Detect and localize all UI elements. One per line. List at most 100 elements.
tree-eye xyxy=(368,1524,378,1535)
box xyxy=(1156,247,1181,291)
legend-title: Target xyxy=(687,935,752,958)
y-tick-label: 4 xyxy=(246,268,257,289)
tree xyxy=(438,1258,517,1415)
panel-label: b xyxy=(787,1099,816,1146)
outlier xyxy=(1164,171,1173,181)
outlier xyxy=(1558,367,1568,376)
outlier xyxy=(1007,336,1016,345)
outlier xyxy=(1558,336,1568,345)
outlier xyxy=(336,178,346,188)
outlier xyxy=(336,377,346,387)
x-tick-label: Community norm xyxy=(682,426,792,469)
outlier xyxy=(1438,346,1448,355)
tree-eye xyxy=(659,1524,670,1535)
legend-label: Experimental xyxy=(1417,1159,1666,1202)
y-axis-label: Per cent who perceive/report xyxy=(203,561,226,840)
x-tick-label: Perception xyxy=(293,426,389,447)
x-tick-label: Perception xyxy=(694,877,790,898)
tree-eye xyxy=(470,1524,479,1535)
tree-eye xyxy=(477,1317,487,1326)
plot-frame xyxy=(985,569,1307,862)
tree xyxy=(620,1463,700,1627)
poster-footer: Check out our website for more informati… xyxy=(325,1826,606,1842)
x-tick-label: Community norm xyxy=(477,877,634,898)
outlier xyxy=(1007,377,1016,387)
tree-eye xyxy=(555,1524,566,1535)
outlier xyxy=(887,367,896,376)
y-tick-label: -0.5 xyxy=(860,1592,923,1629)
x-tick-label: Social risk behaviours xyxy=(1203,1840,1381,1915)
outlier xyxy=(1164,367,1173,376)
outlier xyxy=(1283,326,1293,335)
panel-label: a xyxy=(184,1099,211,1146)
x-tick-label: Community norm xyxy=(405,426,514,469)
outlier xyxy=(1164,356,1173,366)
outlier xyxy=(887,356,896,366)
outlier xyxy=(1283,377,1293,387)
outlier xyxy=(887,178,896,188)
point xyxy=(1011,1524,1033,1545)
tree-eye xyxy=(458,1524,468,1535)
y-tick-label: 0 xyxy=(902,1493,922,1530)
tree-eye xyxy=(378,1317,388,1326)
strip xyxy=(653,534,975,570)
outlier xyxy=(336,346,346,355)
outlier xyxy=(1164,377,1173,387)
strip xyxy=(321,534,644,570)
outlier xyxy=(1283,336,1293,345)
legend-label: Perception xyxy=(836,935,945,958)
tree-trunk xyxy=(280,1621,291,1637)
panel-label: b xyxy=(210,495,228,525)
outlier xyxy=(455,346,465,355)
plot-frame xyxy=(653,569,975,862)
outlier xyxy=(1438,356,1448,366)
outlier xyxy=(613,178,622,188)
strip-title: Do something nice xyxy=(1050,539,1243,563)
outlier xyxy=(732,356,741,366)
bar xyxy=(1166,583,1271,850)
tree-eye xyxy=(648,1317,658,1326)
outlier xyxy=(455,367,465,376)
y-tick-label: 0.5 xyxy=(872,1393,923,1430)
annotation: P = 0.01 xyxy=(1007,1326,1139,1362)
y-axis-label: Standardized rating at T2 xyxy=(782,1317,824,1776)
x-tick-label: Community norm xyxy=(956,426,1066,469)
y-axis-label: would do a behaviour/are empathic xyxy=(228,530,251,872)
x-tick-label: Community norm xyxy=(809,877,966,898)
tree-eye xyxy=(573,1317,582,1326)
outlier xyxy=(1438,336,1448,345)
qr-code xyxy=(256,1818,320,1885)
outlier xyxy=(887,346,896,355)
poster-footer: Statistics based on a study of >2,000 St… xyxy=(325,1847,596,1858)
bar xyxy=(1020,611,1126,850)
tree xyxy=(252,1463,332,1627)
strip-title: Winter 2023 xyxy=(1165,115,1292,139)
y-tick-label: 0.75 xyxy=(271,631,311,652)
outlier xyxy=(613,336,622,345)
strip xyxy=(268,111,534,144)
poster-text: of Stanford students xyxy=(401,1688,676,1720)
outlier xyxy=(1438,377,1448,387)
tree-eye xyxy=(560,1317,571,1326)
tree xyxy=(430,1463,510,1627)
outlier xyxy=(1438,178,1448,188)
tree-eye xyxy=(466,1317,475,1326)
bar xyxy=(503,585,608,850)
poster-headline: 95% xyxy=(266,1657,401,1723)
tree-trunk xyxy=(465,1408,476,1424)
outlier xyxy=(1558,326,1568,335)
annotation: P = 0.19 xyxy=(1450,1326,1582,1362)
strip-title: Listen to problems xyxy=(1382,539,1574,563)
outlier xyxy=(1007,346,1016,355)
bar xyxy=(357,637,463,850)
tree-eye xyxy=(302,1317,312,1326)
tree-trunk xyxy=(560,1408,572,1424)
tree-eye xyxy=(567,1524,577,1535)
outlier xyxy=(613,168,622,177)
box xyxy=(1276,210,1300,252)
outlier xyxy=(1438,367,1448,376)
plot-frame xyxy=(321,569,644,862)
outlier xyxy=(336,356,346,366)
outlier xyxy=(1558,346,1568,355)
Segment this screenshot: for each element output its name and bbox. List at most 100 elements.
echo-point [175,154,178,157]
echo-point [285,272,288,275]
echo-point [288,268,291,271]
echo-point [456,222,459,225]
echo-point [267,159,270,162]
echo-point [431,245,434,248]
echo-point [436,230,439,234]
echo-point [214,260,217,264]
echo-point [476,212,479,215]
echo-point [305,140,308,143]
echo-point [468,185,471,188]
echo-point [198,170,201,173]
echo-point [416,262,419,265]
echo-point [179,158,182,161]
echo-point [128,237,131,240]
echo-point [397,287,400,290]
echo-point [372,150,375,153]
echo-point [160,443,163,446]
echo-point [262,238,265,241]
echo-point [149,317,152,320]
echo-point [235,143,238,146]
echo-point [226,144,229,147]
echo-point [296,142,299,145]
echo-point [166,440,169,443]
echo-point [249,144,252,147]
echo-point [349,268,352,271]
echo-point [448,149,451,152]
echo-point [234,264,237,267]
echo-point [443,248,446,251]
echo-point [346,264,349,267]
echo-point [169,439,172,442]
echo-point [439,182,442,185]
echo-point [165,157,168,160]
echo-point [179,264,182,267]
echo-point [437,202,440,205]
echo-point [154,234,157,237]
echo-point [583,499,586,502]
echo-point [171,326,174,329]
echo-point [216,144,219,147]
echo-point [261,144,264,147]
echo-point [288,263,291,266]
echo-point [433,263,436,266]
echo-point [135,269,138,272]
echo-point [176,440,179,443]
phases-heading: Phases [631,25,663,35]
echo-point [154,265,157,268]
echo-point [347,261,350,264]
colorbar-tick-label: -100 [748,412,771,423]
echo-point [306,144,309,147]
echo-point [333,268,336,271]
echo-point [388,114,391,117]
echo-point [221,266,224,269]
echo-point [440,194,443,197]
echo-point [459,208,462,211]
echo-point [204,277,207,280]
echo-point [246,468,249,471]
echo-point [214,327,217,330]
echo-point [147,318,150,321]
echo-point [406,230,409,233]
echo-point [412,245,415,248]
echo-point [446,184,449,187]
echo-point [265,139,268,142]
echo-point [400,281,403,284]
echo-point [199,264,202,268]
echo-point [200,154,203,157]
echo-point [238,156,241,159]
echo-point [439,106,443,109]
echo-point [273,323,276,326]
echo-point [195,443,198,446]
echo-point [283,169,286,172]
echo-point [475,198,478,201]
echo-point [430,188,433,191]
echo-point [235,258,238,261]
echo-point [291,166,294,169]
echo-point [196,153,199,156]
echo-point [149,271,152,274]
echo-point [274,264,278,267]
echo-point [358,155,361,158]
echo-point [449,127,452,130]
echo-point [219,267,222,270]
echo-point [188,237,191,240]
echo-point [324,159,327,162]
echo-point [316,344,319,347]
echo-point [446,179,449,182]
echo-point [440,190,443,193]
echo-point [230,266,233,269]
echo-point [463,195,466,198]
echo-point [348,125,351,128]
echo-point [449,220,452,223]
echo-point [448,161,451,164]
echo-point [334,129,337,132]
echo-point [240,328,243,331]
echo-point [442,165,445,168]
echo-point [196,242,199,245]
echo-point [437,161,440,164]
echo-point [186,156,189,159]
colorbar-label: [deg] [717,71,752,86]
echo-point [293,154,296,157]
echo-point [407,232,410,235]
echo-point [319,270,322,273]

○ ○ ○ ○

- _Problem to work on_: Quote the items word for word, from the first line of the items through the line holding "outlier xyxy=(887,356,896,366)", with both of those lines included.

- _Complete answer_:
Detect and localize all UI elements. One per line. List at most 100 elements.
tree-eye xyxy=(368,1524,378,1535)
box xyxy=(1156,247,1181,291)
legend-title: Target xyxy=(687,935,752,958)
y-tick-label: 4 xyxy=(246,268,257,289)
tree xyxy=(438,1258,517,1415)
panel-label: b xyxy=(787,1099,816,1146)
outlier xyxy=(1164,171,1173,181)
outlier xyxy=(1558,367,1568,376)
outlier xyxy=(1007,336,1016,345)
outlier xyxy=(1558,336,1568,345)
outlier xyxy=(336,178,346,188)
outlier xyxy=(336,377,346,387)
x-tick-label: Community norm xyxy=(682,426,792,469)
outlier xyxy=(1438,346,1448,355)
tree-eye xyxy=(659,1524,670,1535)
legend-label: Experimental xyxy=(1417,1159,1666,1202)
y-axis-label: Per cent who perceive/report xyxy=(203,561,226,840)
x-tick-label: Perception xyxy=(293,426,389,447)
x-tick-label: Perception xyxy=(694,877,790,898)
tree-eye xyxy=(470,1524,479,1535)
tree-eye xyxy=(477,1317,487,1326)
plot-frame xyxy=(985,569,1307,862)
tree xyxy=(620,1463,700,1627)
poster-footer: Check out our website for more informati… xyxy=(325,1826,606,1842)
x-tick-label: Community norm xyxy=(477,877,634,898)
outlier xyxy=(1007,377,1016,387)
tree-eye xyxy=(555,1524,566,1535)
outlier xyxy=(887,367,896,376)
y-tick-label: -0.5 xyxy=(860,1592,923,1629)
x-tick-label: Social risk behaviours xyxy=(1203,1840,1381,1915)
outlier xyxy=(1164,367,1173,376)
outlier xyxy=(1283,326,1293,335)
panel-label: a xyxy=(184,1099,211,1146)
x-tick-label: Community norm xyxy=(405,426,514,469)
outlier xyxy=(1164,356,1173,366)
outlier xyxy=(887,356,896,366)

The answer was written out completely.